Count how many lines of the material contain the string "培训重点", then give that number and nothing more.
--
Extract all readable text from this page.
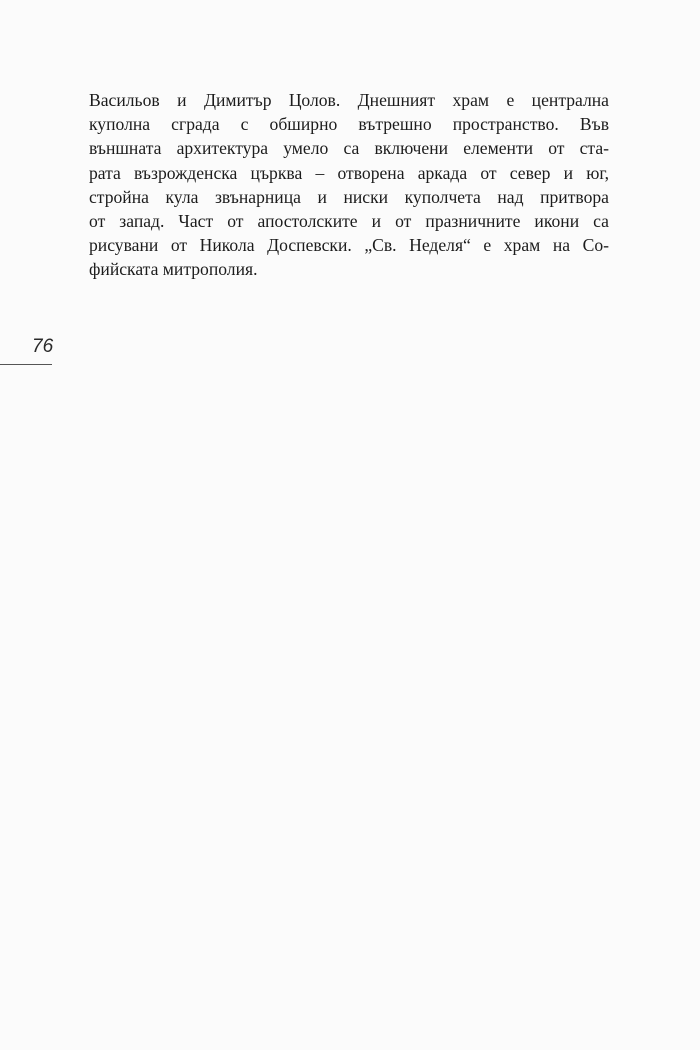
Васильов и Димитър Цолов. Днешният храм е централна
куполна сграда с обширно вътрешно пространство. Във
външната архитектура умело са включени елементи от ста-
рата възрожденска църква – отворена аркада от север и юг,
стройна кула звънарница и ниски куполчета над притвора
от запад. Част от апостолските и от празничните икони са
рисувани от Никола Доспевски. „Св. Неделя“ е храм на Со-
фийската митрополия.

76
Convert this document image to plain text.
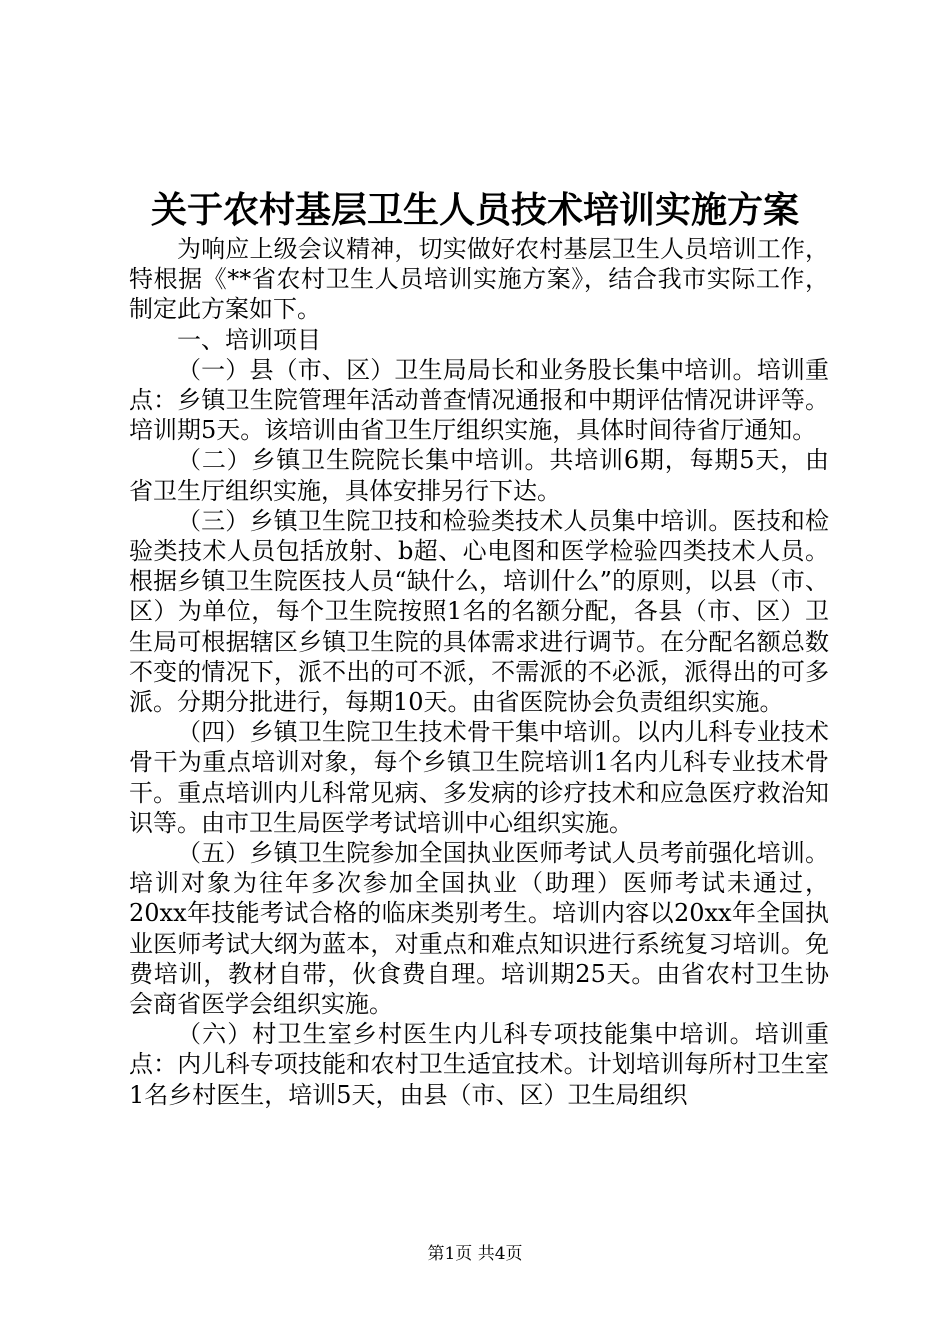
关于农村基层卫生人员技术培训实施方案

为响应上级会议精神，切实做好农村基层卫生人员培训工作，特根据《**省农村卫生人员培训实施方案》，结合我市实际工作，制定此方案如下。

一、培训项目

（一）县（市、区）卫生局局长和业务股长集中培训。培训重点：乡镇卫生院管理年活动普查情况通报和中期评估情况讲评等。培训期5天。该培训由省卫生厅组织实施，具体时间待省厅通知。

（二）乡镇卫生院院长集中培训。共培训6期，每期5天，由省卫生厅组织实施，具体安排另行下达。

（三）乡镇卫生院卫技和检验类技术人员集中培训。医技和检验类技术人员包括放射、b超、心电图和医学检验四类技术人员。根据乡镇卫生院医技人员“缺什么，培训什么”的原则，以县（市、区）为单位，每个卫生院按照1名的名额分配，各县（市、区）卫生局可根据辖区乡镇卫生院的具体需求进行调节。在分配名额总数不变的情况下，派不出的可不派，不需派的不必派，派得出的可多派。分期分批进行，每期10天。由省医院协会负责组织实施。

（四）乡镇卫生院卫生技术骨干集中培训。以内儿科专业技术骨干为重点培训对象，每个乡镇卫生院培训1名内儿科专业技术骨干。重点培训内儿科常见病、多发病的诊疗技术和应急医疗救治知识等。由市卫生局医学考试培训中心组织实施。

（五）乡镇卫生院参加全国执业医师考试人员考前强化培训。培训对象为往年多次参加全国执业（助理）医师考试未通过，20xx年技能考试合格的临床类别考生。培训内容以20xx年全国执业医师考试大纲为蓝本，对重点和难点知识进行系统复习培训。免费培训，教材自带，伙食费自理。培训期25天。由省农村卫生协会商省医学会组织实施。

（六）村卫生室乡村医生内儿科专项技能集中培训。培训重点：内儿科专项技能和农村卫生适宜技术。计划培训每所村卫生室1名乡村医生，培训5天，由县（市、区）卫生局组织

第1页 共4页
--
### Exercise response
2